**INFORMATION SUPPLIED:**
-- START --
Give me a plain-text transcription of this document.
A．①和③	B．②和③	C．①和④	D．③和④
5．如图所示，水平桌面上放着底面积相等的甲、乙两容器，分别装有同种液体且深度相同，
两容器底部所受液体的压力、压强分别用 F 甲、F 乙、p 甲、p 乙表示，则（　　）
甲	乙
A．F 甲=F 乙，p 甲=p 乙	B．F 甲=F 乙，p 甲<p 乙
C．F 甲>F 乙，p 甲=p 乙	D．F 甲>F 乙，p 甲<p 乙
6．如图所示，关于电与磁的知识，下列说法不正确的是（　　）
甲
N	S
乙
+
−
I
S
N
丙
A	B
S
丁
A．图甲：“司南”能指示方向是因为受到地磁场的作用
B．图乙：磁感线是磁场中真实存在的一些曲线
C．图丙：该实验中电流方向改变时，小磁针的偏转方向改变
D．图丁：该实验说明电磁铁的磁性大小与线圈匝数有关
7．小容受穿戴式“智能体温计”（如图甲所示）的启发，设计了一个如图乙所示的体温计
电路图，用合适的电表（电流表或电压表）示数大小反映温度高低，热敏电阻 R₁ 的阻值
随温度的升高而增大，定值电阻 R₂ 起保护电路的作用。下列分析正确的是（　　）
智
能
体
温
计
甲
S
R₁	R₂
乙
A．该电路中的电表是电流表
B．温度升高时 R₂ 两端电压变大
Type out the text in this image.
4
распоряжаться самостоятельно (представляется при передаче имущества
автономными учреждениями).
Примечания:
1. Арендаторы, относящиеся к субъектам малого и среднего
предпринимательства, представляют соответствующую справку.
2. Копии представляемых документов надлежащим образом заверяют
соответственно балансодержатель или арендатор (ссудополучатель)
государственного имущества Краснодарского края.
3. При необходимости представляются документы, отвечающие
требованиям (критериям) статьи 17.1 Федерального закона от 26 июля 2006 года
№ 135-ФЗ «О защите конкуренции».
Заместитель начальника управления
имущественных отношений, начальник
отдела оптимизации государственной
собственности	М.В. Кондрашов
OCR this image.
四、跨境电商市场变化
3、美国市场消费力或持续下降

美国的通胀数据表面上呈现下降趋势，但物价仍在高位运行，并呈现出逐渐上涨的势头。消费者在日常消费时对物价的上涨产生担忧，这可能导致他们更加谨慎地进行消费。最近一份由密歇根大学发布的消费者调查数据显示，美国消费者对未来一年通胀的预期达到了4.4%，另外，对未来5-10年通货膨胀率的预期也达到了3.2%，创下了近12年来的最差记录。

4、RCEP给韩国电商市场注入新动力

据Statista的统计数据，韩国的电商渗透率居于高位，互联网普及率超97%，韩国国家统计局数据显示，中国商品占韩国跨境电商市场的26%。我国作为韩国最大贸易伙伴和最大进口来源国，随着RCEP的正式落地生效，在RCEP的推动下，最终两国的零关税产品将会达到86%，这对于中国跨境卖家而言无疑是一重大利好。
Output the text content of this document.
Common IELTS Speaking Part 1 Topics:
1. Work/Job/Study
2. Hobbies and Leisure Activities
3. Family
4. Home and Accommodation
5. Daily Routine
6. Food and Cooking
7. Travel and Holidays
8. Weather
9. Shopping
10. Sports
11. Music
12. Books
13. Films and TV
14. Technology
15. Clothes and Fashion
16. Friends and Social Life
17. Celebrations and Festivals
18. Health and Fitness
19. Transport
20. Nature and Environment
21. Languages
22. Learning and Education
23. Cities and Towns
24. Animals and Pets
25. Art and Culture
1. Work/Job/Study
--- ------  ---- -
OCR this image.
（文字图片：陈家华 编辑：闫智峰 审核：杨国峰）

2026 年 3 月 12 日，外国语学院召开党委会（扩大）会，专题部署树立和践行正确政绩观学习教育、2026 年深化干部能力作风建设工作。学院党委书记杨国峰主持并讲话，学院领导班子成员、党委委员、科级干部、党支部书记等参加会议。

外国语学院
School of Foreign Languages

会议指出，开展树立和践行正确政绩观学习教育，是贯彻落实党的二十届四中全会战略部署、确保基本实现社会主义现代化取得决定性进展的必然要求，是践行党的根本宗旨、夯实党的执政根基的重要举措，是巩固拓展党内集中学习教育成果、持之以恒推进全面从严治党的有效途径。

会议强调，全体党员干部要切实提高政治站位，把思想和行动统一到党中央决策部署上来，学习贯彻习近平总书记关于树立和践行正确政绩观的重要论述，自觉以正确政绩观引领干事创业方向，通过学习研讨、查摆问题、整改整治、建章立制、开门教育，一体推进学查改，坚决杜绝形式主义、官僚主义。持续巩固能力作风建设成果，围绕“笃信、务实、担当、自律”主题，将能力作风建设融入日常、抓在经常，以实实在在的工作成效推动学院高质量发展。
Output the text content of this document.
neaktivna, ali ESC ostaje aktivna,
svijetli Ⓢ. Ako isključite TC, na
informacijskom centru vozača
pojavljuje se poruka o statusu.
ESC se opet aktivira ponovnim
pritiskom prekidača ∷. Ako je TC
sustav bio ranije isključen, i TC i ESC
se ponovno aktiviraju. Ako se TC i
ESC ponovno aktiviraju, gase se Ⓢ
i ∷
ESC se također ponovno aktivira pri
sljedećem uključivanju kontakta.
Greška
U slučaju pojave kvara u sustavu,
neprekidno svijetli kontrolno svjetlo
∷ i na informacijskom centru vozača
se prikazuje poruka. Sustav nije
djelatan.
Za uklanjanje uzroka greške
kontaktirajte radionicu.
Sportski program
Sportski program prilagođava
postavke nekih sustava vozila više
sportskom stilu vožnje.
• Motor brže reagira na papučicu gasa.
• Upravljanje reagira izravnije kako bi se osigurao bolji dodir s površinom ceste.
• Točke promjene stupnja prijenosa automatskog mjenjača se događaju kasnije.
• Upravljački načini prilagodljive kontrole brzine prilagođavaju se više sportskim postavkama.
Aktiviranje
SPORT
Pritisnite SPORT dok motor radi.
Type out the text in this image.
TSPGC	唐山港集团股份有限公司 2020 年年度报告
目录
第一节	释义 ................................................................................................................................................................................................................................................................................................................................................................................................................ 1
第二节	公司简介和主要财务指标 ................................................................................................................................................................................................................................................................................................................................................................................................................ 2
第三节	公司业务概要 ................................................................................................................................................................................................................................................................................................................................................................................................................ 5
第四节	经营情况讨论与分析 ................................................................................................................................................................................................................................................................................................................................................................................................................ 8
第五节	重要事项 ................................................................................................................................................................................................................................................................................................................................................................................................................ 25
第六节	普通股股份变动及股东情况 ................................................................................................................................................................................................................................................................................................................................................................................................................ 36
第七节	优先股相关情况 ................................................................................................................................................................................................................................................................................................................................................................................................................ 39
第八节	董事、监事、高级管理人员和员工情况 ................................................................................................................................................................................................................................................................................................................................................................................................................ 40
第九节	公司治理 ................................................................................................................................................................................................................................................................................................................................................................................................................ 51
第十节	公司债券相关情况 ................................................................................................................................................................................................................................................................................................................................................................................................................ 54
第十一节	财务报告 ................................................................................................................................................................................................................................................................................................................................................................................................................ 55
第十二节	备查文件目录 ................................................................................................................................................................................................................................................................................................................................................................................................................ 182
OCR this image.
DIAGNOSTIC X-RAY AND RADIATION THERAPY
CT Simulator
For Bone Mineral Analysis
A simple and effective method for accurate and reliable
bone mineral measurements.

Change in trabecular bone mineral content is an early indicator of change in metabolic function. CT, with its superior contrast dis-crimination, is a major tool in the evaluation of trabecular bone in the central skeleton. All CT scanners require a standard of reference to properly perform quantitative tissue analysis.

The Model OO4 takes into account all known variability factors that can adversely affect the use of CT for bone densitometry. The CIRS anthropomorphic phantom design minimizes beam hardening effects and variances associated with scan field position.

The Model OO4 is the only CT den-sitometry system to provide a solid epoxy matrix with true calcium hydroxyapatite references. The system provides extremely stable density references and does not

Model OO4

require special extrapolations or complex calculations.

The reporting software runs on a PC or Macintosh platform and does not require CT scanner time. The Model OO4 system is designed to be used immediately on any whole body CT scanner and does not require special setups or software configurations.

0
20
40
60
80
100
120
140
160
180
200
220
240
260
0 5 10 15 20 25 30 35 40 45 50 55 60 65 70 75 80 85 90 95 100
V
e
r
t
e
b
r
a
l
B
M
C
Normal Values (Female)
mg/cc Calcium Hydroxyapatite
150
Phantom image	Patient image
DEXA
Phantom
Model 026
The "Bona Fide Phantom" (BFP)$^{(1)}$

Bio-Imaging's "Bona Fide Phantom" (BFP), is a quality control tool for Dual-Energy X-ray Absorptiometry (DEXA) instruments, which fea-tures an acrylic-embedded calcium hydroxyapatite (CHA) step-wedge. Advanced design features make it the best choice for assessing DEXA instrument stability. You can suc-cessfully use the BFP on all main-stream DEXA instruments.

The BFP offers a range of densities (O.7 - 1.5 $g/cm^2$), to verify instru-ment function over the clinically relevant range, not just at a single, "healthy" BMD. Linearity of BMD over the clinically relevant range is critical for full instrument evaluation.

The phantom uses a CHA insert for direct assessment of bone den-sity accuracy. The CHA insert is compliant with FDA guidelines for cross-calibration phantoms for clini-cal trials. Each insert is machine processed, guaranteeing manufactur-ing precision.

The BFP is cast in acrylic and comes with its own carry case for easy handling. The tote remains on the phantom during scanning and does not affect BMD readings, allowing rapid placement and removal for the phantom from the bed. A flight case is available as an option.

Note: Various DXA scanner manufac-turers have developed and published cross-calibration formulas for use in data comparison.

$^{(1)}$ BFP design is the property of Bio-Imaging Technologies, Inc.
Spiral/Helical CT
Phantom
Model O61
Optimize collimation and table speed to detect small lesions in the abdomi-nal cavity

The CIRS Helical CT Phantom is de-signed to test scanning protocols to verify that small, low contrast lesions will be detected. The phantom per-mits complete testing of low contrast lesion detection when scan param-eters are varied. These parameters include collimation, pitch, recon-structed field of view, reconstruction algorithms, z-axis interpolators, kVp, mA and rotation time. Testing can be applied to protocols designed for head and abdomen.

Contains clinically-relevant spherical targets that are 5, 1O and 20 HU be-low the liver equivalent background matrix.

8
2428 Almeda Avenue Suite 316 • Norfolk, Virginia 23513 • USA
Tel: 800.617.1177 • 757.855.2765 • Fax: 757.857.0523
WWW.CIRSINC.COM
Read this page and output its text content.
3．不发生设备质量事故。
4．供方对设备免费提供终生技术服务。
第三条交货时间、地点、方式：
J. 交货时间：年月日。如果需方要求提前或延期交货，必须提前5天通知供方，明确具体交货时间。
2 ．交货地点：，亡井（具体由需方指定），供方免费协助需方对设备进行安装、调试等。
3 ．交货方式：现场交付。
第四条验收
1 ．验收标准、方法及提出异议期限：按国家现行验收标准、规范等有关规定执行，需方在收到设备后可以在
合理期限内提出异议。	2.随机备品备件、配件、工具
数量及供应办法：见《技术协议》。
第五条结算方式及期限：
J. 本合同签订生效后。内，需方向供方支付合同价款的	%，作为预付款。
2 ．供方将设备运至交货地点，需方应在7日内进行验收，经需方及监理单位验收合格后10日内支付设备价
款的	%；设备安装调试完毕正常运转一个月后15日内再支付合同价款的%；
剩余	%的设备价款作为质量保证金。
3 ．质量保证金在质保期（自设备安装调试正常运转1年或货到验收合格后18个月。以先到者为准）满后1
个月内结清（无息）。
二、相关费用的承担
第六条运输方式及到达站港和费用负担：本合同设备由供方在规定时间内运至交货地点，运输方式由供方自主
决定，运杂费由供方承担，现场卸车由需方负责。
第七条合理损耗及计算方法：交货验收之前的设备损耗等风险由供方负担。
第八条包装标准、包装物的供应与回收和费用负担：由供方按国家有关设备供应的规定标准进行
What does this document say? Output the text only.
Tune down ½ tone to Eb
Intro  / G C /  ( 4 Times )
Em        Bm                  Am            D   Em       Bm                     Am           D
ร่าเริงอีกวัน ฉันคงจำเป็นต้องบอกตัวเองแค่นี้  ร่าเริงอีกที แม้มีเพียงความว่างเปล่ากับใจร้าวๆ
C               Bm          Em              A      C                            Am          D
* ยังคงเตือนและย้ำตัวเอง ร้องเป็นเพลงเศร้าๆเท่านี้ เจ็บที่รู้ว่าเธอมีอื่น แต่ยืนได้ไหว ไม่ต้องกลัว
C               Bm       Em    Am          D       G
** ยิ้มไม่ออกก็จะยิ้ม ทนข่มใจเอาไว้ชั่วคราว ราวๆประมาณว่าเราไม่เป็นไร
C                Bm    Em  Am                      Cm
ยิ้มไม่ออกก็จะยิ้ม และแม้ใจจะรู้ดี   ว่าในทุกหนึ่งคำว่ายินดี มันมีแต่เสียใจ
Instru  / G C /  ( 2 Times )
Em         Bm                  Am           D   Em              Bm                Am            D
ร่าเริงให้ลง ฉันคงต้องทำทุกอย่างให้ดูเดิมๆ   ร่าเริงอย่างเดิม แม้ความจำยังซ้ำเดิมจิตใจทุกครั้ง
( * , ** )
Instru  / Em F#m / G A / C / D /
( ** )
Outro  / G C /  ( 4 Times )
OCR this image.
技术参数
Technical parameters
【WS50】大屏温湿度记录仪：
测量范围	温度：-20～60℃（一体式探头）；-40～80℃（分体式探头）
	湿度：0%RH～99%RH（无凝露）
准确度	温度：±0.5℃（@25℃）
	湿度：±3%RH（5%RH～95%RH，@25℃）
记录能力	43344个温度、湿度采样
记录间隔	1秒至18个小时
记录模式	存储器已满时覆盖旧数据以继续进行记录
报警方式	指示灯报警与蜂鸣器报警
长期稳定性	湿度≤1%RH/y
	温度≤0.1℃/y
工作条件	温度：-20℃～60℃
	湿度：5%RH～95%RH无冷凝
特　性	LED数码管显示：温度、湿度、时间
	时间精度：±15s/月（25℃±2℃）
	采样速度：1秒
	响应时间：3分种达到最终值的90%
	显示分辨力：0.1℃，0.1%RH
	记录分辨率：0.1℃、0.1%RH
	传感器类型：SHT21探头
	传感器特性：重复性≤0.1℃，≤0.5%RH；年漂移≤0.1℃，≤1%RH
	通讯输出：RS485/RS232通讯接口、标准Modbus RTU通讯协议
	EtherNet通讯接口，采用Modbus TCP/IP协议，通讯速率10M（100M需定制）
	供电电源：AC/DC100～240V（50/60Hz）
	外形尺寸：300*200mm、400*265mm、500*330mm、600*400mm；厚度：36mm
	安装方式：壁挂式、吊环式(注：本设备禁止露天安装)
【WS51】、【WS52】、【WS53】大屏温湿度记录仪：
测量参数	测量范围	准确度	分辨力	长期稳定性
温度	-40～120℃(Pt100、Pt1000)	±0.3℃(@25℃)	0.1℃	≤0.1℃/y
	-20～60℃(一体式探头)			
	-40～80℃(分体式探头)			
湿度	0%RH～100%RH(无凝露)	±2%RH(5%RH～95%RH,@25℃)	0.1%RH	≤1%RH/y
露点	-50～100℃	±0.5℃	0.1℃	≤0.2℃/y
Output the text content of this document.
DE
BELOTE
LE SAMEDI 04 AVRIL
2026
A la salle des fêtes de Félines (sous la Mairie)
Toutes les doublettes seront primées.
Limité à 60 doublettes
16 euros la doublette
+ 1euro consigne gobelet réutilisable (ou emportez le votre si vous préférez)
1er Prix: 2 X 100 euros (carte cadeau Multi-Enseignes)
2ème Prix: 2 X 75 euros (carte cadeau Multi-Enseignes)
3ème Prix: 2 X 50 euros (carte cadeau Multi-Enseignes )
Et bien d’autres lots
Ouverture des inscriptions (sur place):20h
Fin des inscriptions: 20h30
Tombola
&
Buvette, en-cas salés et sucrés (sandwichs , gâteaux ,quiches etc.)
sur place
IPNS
-- END --
**WHAT TO PRODUCE:** Leave out every line without the string "only" and copy the rest.

**THE SOLUTION:**
The Model OO4 is the only CT den-sitometry system to provide a solid epoxy matrix with true calcium hydroxyapatite references. The system provides extremely stable density references and does not
What does this document say? Output the text only.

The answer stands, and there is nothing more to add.